== To do ==
Report how many of the following rows contain the string "below", matching case exactly. Give only the number.

·····

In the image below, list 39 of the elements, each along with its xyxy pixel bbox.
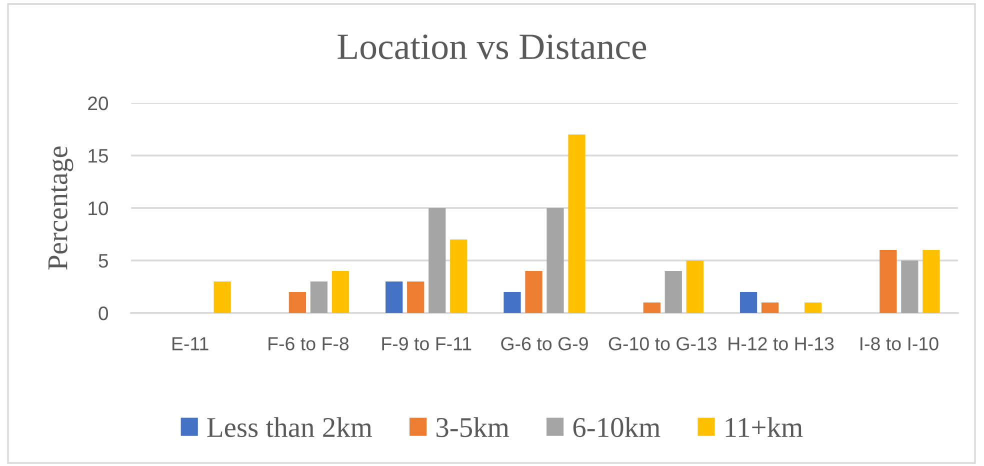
bar xyxy=(525,271,542,313)
bar xyxy=(214,282,231,313)
x-tick-label: H-12 to H-13 xyxy=(728,337,834,350)
x-tick-label: F-6 to F-8 xyxy=(268,337,349,350)
legend-label: 3-5km xyxy=(436,417,510,438)
y-tick-label: 5 xyxy=(98,254,108,268)
y-axis-title: Percentage xyxy=(48,146,74,270)
bar xyxy=(901,260,918,313)
bar xyxy=(880,250,897,313)
y-tick-label: 0 xyxy=(98,306,108,320)
x-tick-label: G-10 to G-13 xyxy=(608,337,717,350)
bar xyxy=(740,292,758,313)
bar xyxy=(407,282,424,313)
bar xyxy=(804,302,822,313)
bar xyxy=(761,302,779,313)
bar xyxy=(386,282,403,313)
bar xyxy=(504,292,521,313)
x-tick-label: E-11 xyxy=(172,337,208,350)
bar xyxy=(568,134,586,313)
legend-label: 6-10km xyxy=(573,417,660,438)
x-tick-label: F-9 to F-11 xyxy=(382,337,472,350)
bar xyxy=(428,208,446,313)
legend-label: Less than 2km xyxy=(207,417,372,438)
y-tick-label: 20 xyxy=(88,96,108,110)
bar xyxy=(310,282,328,313)
bar xyxy=(546,208,564,313)
bar xyxy=(288,292,306,313)
y-tick-label: 15 xyxy=(88,149,108,163)
legend-label: 11+km xyxy=(726,417,803,437)
bar xyxy=(450,240,468,313)
x-tick-label: G-6 to G-9 xyxy=(501,337,588,350)
bar xyxy=(686,260,704,313)
bar xyxy=(332,271,350,313)
bar xyxy=(643,302,660,313)
x-tick-label: I-8 to I-10 xyxy=(860,337,938,350)
chart-title: Location vs Distance xyxy=(338,34,646,60)
y-tick-label: 10 xyxy=(88,201,108,216)
bar xyxy=(664,271,682,313)
bar xyxy=(922,250,940,313)
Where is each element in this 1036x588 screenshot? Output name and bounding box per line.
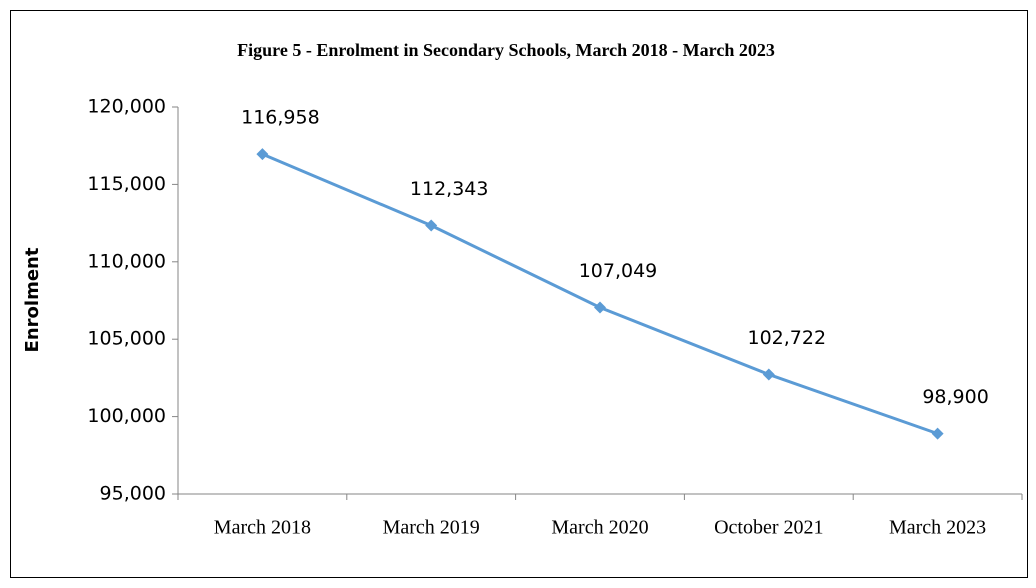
data-label: 102,722: [748, 327, 827, 349]
y-tick-label: 110,000: [87, 250, 166, 272]
x-tick-label: October 2021: [714, 517, 823, 539]
data-point: [256, 148, 269, 161]
chart-title: Figure 5 - Enrolment in Secondary School…: [237, 40, 775, 60]
y-axis-title: Enrolment: [22, 247, 43, 352]
data-point: [931, 427, 944, 440]
y-tick-label: 115,000: [87, 173, 166, 195]
y-tick-label: 105,000: [87, 328, 166, 350]
x-tick-label: March 2020: [551, 517, 648, 539]
y-tick-label: 120,000: [87, 96, 166, 118]
y-tick-label: 95,000: [100, 483, 166, 505]
x-tick-label: March 2019: [383, 517, 480, 539]
data-label: 112,343: [410, 178, 489, 200]
data-point: [425, 219, 438, 232]
data-label: 116,958: [241, 107, 320, 129]
chart-frame: [10, 10, 1028, 578]
y-tick-label: 100,000: [87, 405, 166, 427]
x-tick-label: March 2018: [214, 517, 311, 539]
x-tick-label: March 2023: [889, 517, 986, 539]
data-point: [594, 301, 606, 314]
data-label: 98,900: [922, 386, 988, 408]
data-label: 107,049: [579, 260, 658, 282]
data-point: [762, 368, 775, 381]
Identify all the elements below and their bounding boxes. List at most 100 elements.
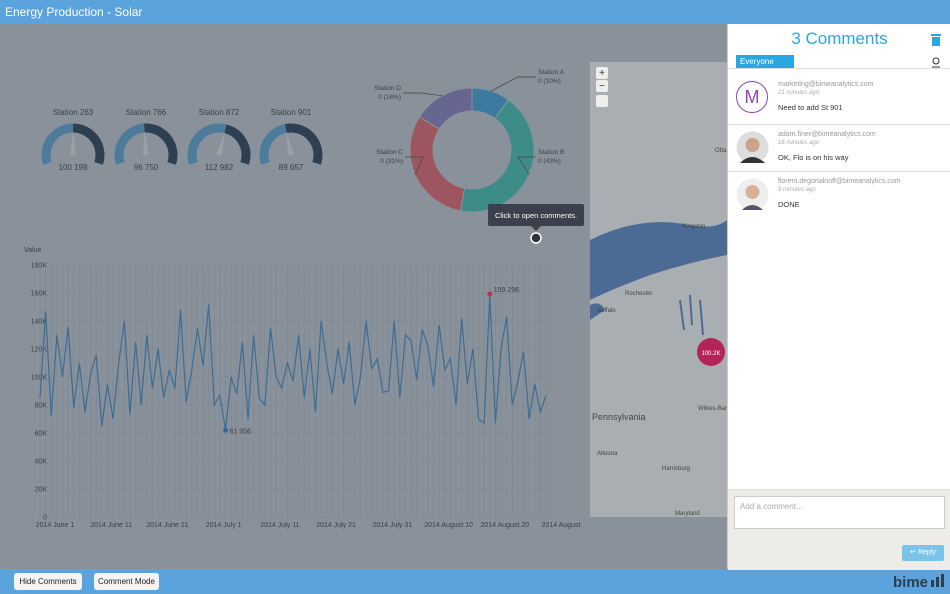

·····

== Expected answer ==
2